>>

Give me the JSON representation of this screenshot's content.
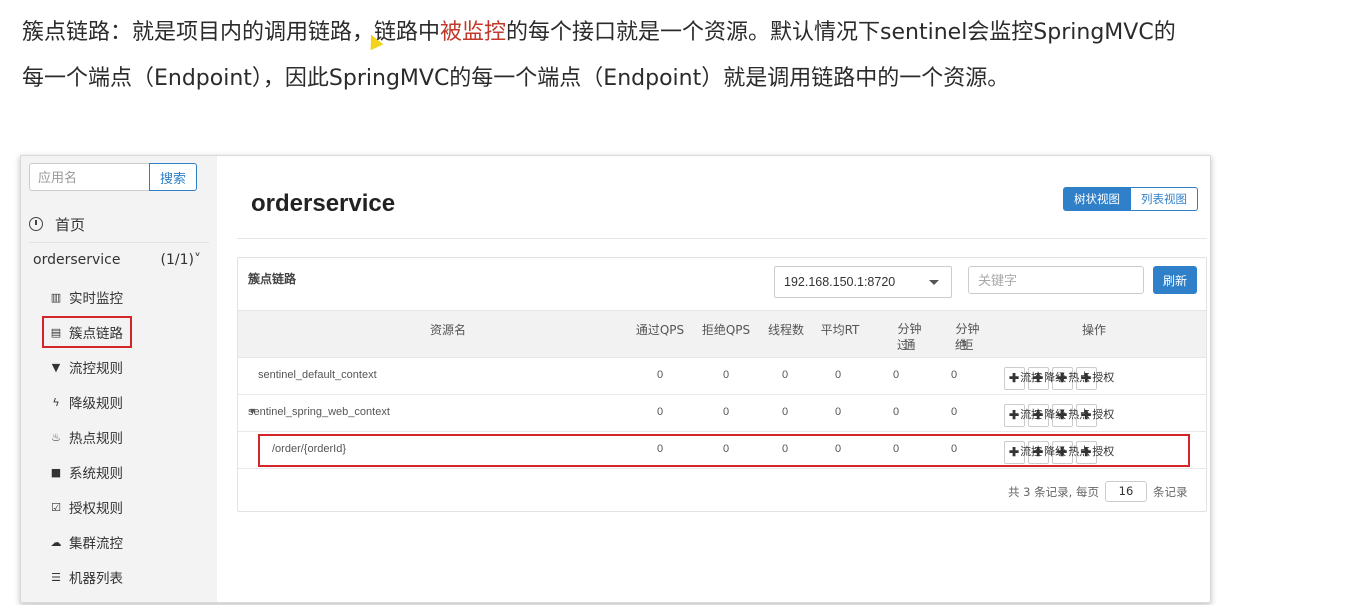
{
  "intro": {
    "line1_a": "簇点链路：就是项目内的调用链路，链路中",
    "line1_hl": "被监控",
    "line1_b": "的每个接口就是一个资源。默认情况下sentinel会监控SpringMVC的",
    "line2": "每一个端点（Endpoint），因此SpringMVC的每一个端点（Endpoint）就是调用链路中的一个资源。"
  },
  "sidebar": {
    "search_placeholder": "应用名",
    "search_button": "搜索",
    "home_label": "首页",
    "app_name": "orderservice",
    "app_count": "(1/1)",
    "app_chevron": "˅",
    "items": [
      {
        "label": "实时监控",
        "icon": "bar-chart-icon"
      },
      {
        "label": "簇点链路",
        "icon": "list-icon"
      },
      {
        "label": "流控规则",
        "icon": "filter-icon"
      },
      {
        "label": "降级规则",
        "icon": "bolt-icon"
      },
      {
        "label": "热点规则",
        "icon": "fire-icon"
      },
      {
        "label": "系统规则",
        "icon": "lock-icon"
      },
      {
        "label": "授权规则",
        "icon": "check-square-icon"
      },
      {
        "label": "集群流控",
        "icon": "cloud-icon"
      },
      {
        "label": "机器列表",
        "icon": "list-ul-icon"
      }
    ]
  },
  "main": {
    "title": "orderservice",
    "view_tree": "树状视图",
    "view_list": "列表视图",
    "panel_title": "簇点链路",
    "machine": "192.168.150.1:8720",
    "keyword_placeholder": "关键字",
    "refresh": "刷新",
    "columns": [
      "资源名",
      "通过QPS",
      "拒绝QPS",
      "线程数",
      "平均RT",
      "分钟通过",
      "分钟拒绝",
      "操作"
    ],
    "col_min_pass": [
      "分钟通",
      "过"
    ],
    "col_min_block": [
      "分钟拒",
      "绝"
    ],
    "rows": [
      {
        "name": "sentinel_default_context",
        "pass_qps": "0",
        "block_qps": "0",
        "threads": "0",
        "avg_rt": "0",
        "min_pass": "0",
        "min_block": "0"
      },
      {
        "name": "sentinel_spring_web_context",
        "toggle": "▼",
        "pass_qps": "0",
        "block_qps": "0",
        "threads": "0",
        "avg_rt": "0",
        "min_pass": "0",
        "min_block": "0"
      },
      {
        "name": "/order/{orderId}",
        "pass_qps": "0",
        "block_qps": "0",
        "threads": "0",
        "avg_rt": "0",
        "min_pass": "0",
        "min_block": "0"
      }
    ],
    "ops": [
      "流控",
      "降级",
      "热点",
      "授权"
    ],
    "ops_plus": "✚",
    "pager": {
      "prefix": "共 3 条记录, 每页",
      "page_size": "16",
      "suffix": "条记录"
    }
  },
  "colors": {
    "accent": "#2f80c9",
    "highlight_red": "#d2262b",
    "intro_red": "#c0392b"
  }
}
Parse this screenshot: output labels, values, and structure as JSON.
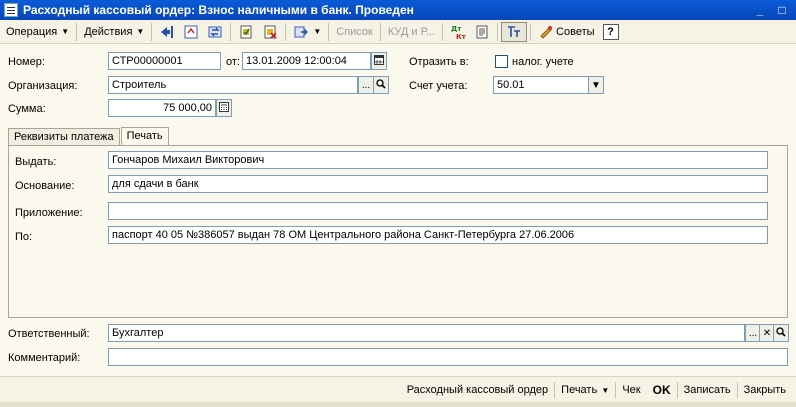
{
  "window": {
    "title": "Расходный кассовый ордер: Взнос наличными в банк. Проведен",
    "controls": [
      "_",
      "□"
    ]
  },
  "toolbar": {
    "operation_label": "Операция",
    "actions_label": "Действия",
    "list_label": "Список",
    "kud_label": "КУД и Р...",
    "advice_label": "Советы",
    "help_glyph": "?",
    "dtkt_label": "Дт Кт"
  },
  "form": {
    "number_label": "Номер:",
    "number_value": "СТР00000001",
    "from_label": "от:",
    "date_value": "13.01.2009 12:00:04",
    "reflect_label": "Отразить в:",
    "tax_label": "налог. учете",
    "tax_checked": false,
    "org_label": "Организация:",
    "org_value": "Строитель",
    "account_label": "Счет учета:",
    "account_value": "50.01",
    "sum_label": "Сумма:",
    "sum_value": "75 000,00"
  },
  "tabs": [
    {
      "label": "Реквизиты платежа",
      "active": false
    },
    {
      "label": "Печать",
      "active": true
    }
  ],
  "print_tab": {
    "issue_label": "Выдать:",
    "issue_value": "Гончаров Михаил Викторович",
    "basis_label": "Основание:",
    "basis_value": "для сдачи в банк",
    "attachment_label": "Приложение:",
    "attachment_value": "",
    "doc_label": "По:",
    "doc_value": "паспорт 40 05 №386057 выдан 78 ОМ Центрального района Санкт-Петербурга 27.06.2006"
  },
  "footer": {
    "responsible_label": "Ответственный:",
    "responsible_value": "Бухгалтер",
    "comment_label": "Комментарий:",
    "comment_value": ""
  },
  "bottom": {
    "form_name": "Расходный кассовый ордер",
    "print_label": "Печать",
    "check_label": "Чек",
    "ok_label": "OK",
    "save_label": "Записать",
    "close_label": "Закрыть"
  }
}
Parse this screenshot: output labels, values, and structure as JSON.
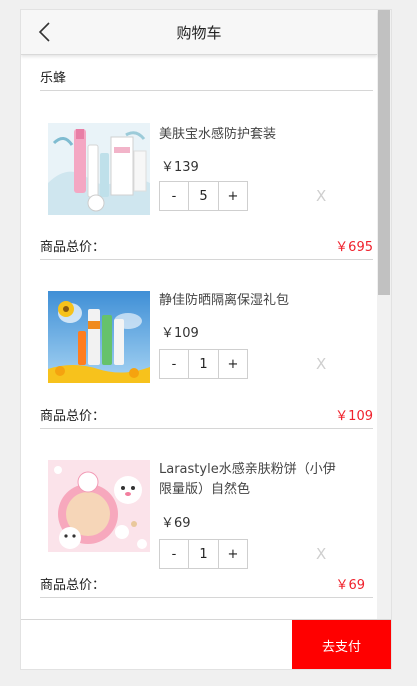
{
  "header": {
    "title": "购物车",
    "back_icon": "chevron-left-icon"
  },
  "shop": {
    "name": "乐蜂"
  },
  "items": [
    {
      "name": "美肤宝水感防护套装",
      "price": "￥139",
      "quantity": "5",
      "minus": "-",
      "plus": "+",
      "remove": "X",
      "total_label": "商品总价：",
      "total": "￥695"
    },
    {
      "name": "静佳防晒隔离保湿礼包",
      "price": "￥109",
      "quantity": "1",
      "minus": "-",
      "plus": "+",
      "remove": "X",
      "total_label": "商品总价：",
      "total": "￥109"
    },
    {
      "name": "Larastyle水感亲肤粉饼（小伊限量版）自然色",
      "price": "￥69",
      "quantity": "1",
      "minus": "-",
      "plus": "+",
      "remove": "X",
      "total_label": "商品总价：",
      "total": "￥69"
    }
  ],
  "footer": {
    "pay_label": "去支付"
  },
  "colors": {
    "accent": "#ff0000",
    "price_total": "#f0222d"
  }
}
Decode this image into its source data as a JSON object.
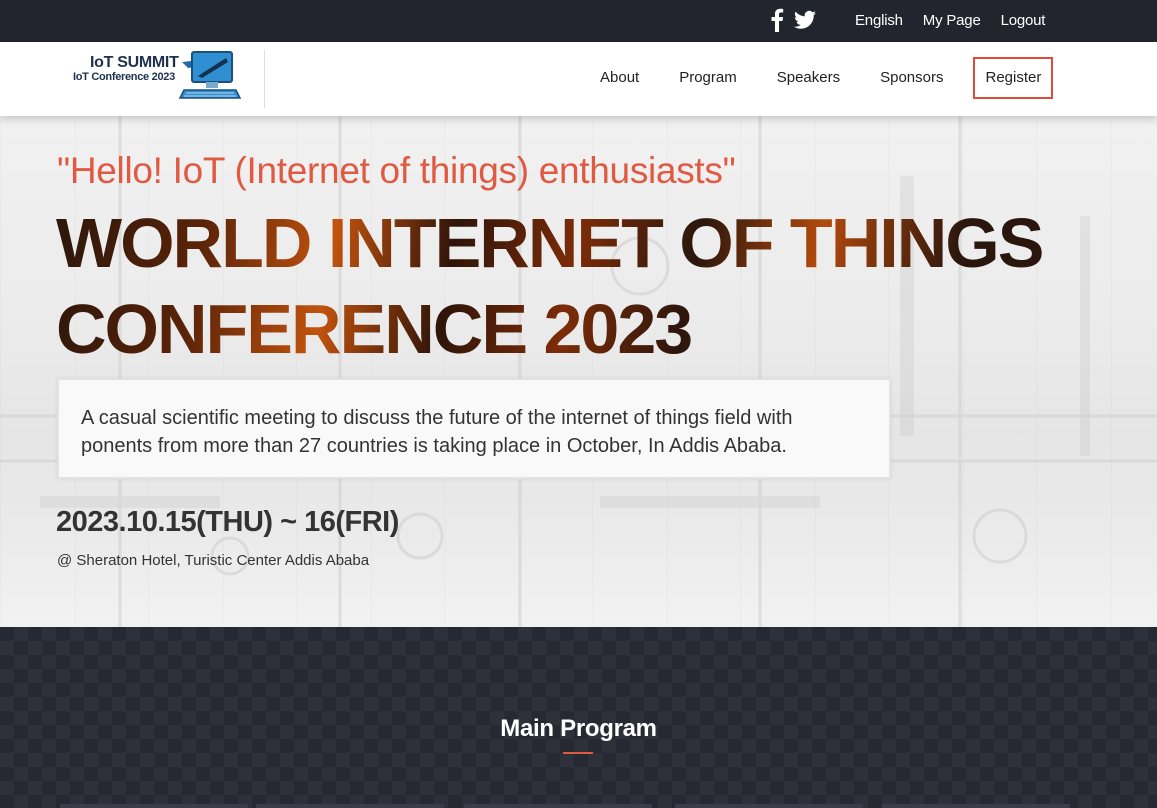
{
  "topbar": {
    "social": [
      "facebook-icon",
      "twitter-icon"
    ],
    "links": {
      "language": "English",
      "my_page": "My Page",
      "logout": "Logout"
    }
  },
  "logo": {
    "line1": "IoT SUMMIT",
    "line2": "IoT Conference 2023"
  },
  "nav": {
    "about": "About",
    "program": "Program",
    "speakers": "Speakers",
    "sponsors": "Sponsors",
    "register": "Register"
  },
  "hero": {
    "tagline": "\"Hello! IoT (Internet of things) enthusiasts\"",
    "title_line1": "WORLD INTERNET OF THINGS",
    "title_line2": "CONFERENCE 2023",
    "description": "A casual scientific meeting to discuss the future of the internet of things field with ponents from more than 27 countries is taking place in October, In Addis Ababa.",
    "date": "2023.10.15(THU) ~ 16(FRI)",
    "venue": "@ Sheraton Hotel, Turistic Center Addis Ababa"
  },
  "section": {
    "title": "Main Program"
  },
  "colors": {
    "topbar": "#22252e",
    "accent": "#e05a42",
    "dark_section": "#262932"
  }
}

<<

In the records above, find the lines containing "кассовый" and copy them.

    "title": "Расходный кассовый ордер: Взнос наличными в банк. Проведен",
    "form_name": "Расходный кассовый ордер",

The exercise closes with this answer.